═══ RECORDS PROVIDED ═══
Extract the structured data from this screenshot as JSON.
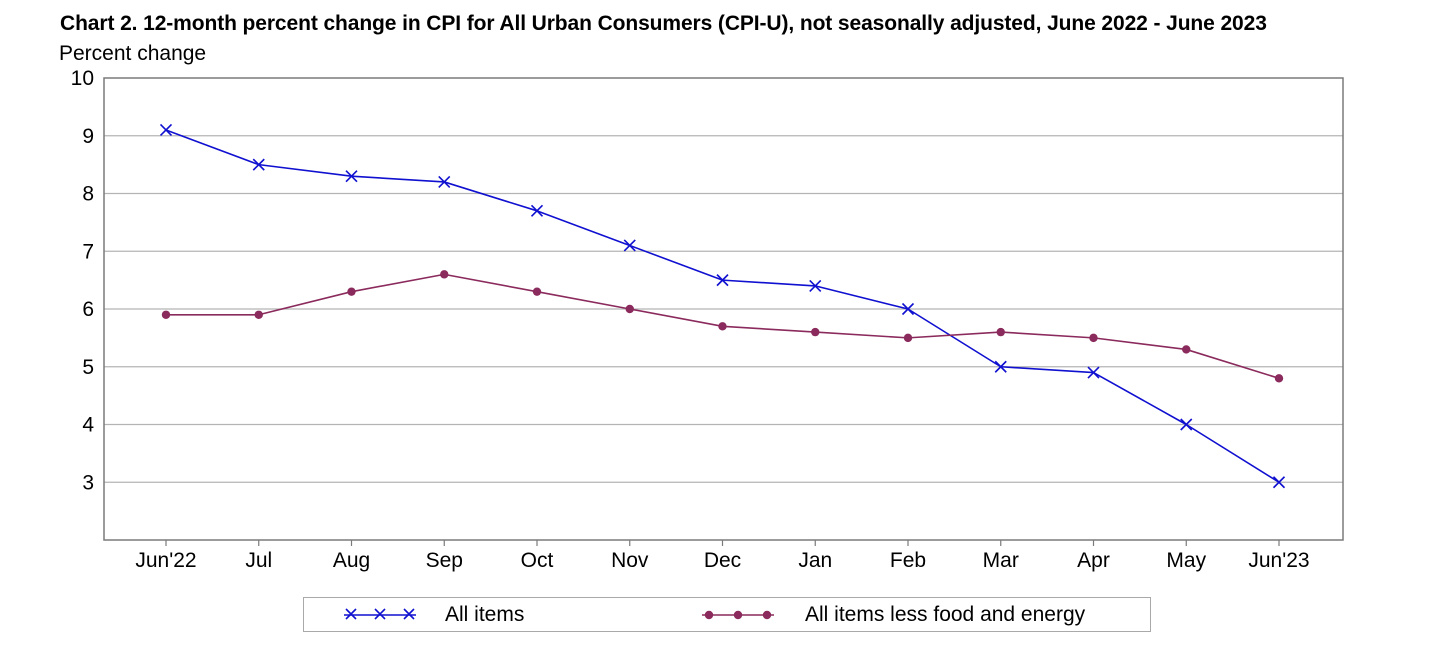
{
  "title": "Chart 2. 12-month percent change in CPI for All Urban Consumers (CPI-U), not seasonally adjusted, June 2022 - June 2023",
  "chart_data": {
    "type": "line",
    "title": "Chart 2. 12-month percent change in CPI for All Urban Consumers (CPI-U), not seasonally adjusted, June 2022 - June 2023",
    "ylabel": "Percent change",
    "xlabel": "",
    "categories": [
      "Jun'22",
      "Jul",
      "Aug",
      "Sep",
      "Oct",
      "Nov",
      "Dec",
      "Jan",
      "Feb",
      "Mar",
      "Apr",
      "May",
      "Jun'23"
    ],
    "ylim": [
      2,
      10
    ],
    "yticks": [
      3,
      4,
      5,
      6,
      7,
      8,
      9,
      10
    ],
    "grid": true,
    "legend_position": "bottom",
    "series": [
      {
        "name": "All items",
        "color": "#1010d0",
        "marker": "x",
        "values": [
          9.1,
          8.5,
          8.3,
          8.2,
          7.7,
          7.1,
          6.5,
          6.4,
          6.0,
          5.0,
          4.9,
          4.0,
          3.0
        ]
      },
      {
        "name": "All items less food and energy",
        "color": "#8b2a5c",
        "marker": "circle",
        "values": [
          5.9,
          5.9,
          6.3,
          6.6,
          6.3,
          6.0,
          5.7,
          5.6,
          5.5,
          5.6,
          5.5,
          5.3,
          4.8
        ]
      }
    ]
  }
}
═══
═══ RECORDS PROVIDED ═══
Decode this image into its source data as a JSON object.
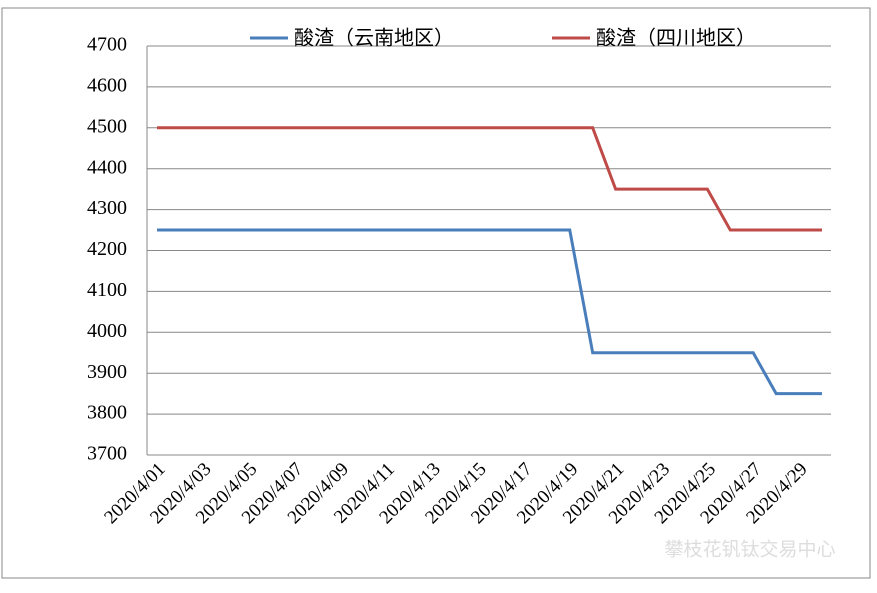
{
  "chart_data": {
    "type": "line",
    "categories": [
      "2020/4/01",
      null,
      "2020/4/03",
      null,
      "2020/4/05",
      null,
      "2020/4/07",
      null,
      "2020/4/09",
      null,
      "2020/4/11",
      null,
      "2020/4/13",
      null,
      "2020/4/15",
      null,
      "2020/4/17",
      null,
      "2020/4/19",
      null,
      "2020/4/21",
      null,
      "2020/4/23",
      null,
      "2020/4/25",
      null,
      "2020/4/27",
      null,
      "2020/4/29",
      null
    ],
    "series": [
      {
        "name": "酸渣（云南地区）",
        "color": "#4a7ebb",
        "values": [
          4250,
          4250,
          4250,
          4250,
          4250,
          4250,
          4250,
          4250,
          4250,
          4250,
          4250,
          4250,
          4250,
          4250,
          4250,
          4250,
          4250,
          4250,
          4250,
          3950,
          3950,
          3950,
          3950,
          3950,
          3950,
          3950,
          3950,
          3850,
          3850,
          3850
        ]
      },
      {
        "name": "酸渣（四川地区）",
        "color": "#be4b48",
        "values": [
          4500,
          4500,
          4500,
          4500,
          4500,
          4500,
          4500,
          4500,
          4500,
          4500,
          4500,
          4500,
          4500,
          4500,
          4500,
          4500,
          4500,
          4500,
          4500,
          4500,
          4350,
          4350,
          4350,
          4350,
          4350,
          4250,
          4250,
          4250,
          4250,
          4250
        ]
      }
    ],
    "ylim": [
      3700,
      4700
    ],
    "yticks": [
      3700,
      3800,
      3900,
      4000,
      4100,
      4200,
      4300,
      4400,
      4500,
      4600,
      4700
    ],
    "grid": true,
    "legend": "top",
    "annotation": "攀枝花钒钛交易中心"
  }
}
═══
● WRITTEN INSTRUCTION:
Search the lines above for the string "color", then show every one that has it.

● OUTPUT BELOW:
        "color": "#1010d0",
        "color": "#8b2a5c",
        "color": "#4a7ebb",
        "color": "#be4b48",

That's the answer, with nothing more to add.